··· Data for this task

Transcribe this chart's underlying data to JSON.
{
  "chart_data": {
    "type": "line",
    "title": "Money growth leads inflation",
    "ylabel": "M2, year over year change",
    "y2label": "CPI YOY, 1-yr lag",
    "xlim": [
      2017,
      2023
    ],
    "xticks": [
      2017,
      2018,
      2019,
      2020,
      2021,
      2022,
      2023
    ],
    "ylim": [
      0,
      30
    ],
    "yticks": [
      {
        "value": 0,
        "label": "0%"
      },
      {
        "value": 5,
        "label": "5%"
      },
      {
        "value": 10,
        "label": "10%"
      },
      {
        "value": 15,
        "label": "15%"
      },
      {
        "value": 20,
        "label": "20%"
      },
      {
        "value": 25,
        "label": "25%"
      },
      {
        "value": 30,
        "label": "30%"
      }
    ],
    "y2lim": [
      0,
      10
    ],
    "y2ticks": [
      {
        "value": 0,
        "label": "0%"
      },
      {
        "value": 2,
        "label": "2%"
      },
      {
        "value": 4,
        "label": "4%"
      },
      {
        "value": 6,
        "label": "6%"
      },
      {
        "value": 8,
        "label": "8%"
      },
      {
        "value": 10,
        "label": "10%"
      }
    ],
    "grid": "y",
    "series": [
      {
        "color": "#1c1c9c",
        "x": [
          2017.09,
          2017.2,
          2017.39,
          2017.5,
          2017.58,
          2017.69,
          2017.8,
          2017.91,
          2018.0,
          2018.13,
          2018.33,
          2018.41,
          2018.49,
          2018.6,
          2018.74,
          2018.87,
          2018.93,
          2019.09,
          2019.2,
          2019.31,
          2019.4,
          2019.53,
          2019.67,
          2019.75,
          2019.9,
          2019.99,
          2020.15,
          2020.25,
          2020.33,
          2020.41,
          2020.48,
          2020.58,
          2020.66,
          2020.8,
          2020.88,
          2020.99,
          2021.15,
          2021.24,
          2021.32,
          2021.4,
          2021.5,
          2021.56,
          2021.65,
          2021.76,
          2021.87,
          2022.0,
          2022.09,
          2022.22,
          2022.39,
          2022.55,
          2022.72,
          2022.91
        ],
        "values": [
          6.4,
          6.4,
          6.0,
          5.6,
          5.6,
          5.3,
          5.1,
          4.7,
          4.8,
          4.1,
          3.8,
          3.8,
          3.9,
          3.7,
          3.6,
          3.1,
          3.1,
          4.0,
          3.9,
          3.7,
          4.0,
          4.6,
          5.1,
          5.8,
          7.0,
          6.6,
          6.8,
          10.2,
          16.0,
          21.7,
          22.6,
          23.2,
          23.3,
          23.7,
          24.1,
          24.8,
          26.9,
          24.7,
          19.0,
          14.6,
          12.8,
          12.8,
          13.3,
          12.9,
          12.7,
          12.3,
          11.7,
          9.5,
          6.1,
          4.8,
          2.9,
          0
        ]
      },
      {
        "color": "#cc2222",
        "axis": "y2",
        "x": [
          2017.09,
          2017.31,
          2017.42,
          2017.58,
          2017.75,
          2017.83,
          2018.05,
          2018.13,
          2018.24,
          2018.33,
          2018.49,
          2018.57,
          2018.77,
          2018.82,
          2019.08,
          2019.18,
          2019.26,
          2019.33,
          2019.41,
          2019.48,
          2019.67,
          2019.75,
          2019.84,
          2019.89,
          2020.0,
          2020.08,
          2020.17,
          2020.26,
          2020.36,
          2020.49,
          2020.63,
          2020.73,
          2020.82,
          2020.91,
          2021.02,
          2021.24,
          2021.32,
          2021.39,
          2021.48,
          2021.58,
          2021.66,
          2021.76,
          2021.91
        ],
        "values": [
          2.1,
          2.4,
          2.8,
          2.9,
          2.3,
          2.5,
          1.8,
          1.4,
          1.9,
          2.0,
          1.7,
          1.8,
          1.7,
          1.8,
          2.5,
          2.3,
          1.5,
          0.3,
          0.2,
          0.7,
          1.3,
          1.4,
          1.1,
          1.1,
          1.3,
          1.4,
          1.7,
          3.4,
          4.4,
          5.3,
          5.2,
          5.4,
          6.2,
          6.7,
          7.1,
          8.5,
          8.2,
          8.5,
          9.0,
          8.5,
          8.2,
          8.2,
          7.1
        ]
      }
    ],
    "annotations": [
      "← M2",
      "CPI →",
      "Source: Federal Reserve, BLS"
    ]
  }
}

······

» **Task prompt**
Your task is to give the records above again, exactly.

» **Output of the exercise**
Transcribe this chart's underlying data to JSON.
{
  "chart_data": {
    "type": "line",
    "title": "Money growth leads inflation",
    "ylabel": "M2, year over year change",
    "y2label": "CPI YOY, 1-yr lag",
    "xlim": [
      2017,
      2023
    ],
    "xticks": [
      2017,
      2018,
      2019,
      2020,
      2021,
      2022,
      2023
    ],
    "ylim": [
      0,
      30
    ],
    "yticks": [
      {
        "value": 0,
        "label": "0%"
      },
      {
        "value": 5,
        "label": "5%"
      },
      {
        "value": 10,
        "label": "10%"
      },
      {
        "value": 15,
        "label": "15%"
      },
      {
        "value": 20,
        "label": "20%"
      },
      {
        "value": 25,
        "label": "25%"
      },
      {
        "value": 30,
        "label": "30%"
      }
    ],
    "y2lim": [
      0,
      10
    ],
    "y2ticks": [
      {
        "value": 0,
        "label": "0%"
      },
      {
        "value": 2,
        "label": "2%"
      },
      {
        "value": 4,
        "label": "4%"
      },
      {
        "value": 6,
        "label": "6%"
      },
      {
        "value": 8,
        "label": "8%"
      },
      {
        "value": 10,
        "label": "10%"
      }
    ],
    "grid": "y",
    "series": [
      {
        "color": "#1c1c9c",
        "x": [
          2017.09,
          2017.2,
          2017.39,
          2017.5,
          2017.58,
          2017.69,
          2017.8,
          2017.91,
          2018.0,
          2018.13,
          2018.33,
          2018.41,
          2018.49,
          2018.6,
          2018.74,
          2018.87,
          2018.93,
          2019.09,
          2019.2,
          2019.31,
          2019.4,
          2019.53,
          2019.67,
          2019.75,
          2019.9,
          2019.99,
          2020.15,
          2020.25,
          2020.33,
          2020.41,
          2020.48,
          2020.58,
          2020.66,
          2020.8,
          2020.88,
          2020.99,
          2021.15,
          2021.24,
          2021.32,
          2021.4,
          2021.5,
          2021.56,
          2021.65,
          2021.76,
          2021.87,
          2022.0,
          2022.09,
          2022.22,
          2022.39,
          2022.55,
          2022.72,
          2022.91
        ],
        "values": [
          6.4,
          6.4,
          6.0,
          5.6,
          5.6,
          5.3,
          5.1,
          4.7,
          4.8,
          4.1,
          3.8,
          3.8,
          3.9,
          3.7,
          3.6,
          3.1,
          3.1,
          4.0,
          3.9,
          3.7,
          4.0,
          4.6,
          5.1,
          5.8,
          7.0,
          6.6,
          6.8,
          10.2,
          16.0,
          21.7,
          22.6,
          23.2,
          23.3,
          23.7,
          24.1,
          24.8,
          26.9,
          24.7,
          19.0,
          14.6,
          12.8,
          12.8,
          13.3,
          12.9,
          12.7,
          12.3,
          11.7,
          9.5,
          6.1,
          4.8,
          2.9,
          0
        ]
      },
      {
        "color": "#cc2222",
        "axis": "y2",
        "x": [
          2017.09,
          2017.31,
          2017.42,
          2017.58,
          2017.75,
          2017.83,
          2018.05,
          2018.13,
          2018.24,
          2018.33,
          2018.49,
          2018.57,
          2018.77,
          2018.82,
          2019.08,
          2019.18,
          2019.26,
          2019.33,
          2019.41,
          2019.48,
          2019.67,
          2019.75,
          2019.84,
          2019.89,
          2020.0,
          2020.08,
          2020.17,
          2020.26,
          2020.36,
          2020.49,
          2020.63,
          2020.73,
          2020.82,
          2020.91,
          2021.02,
          2021.24,
          2021.32,
          2021.39,
          2021.48,
          2021.58,
          2021.66,
          2021.76,
          2021.91
        ],
        "values": [
          2.1,
          2.4,
          2.8,
          2.9,
          2.3,
          2.5,
          1.8,
          1.4,
          1.9,
          2.0,
          1.7,
          1.8,
          1.7,
          1.8,
          2.5,
          2.3,
          1.5,
          0.3,
          0.2,
          0.7,
          1.3,
          1.4,
          1.1,
          1.1,
          1.3,
          1.4,
          1.7,
          3.4,
          4.4,
          5.3,
          5.2,
          5.4,
          6.2,
          6.7,
          7.1,
          8.5,
          8.2,
          8.5,
          9.0,
          8.5,
          8.2,
          8.2,
          7.1
        ]
      }
    ],
    "annotations": [
      "← M2",
      "CPI →",
      "Source: Federal Reserve, BLS"
    ]
  }
}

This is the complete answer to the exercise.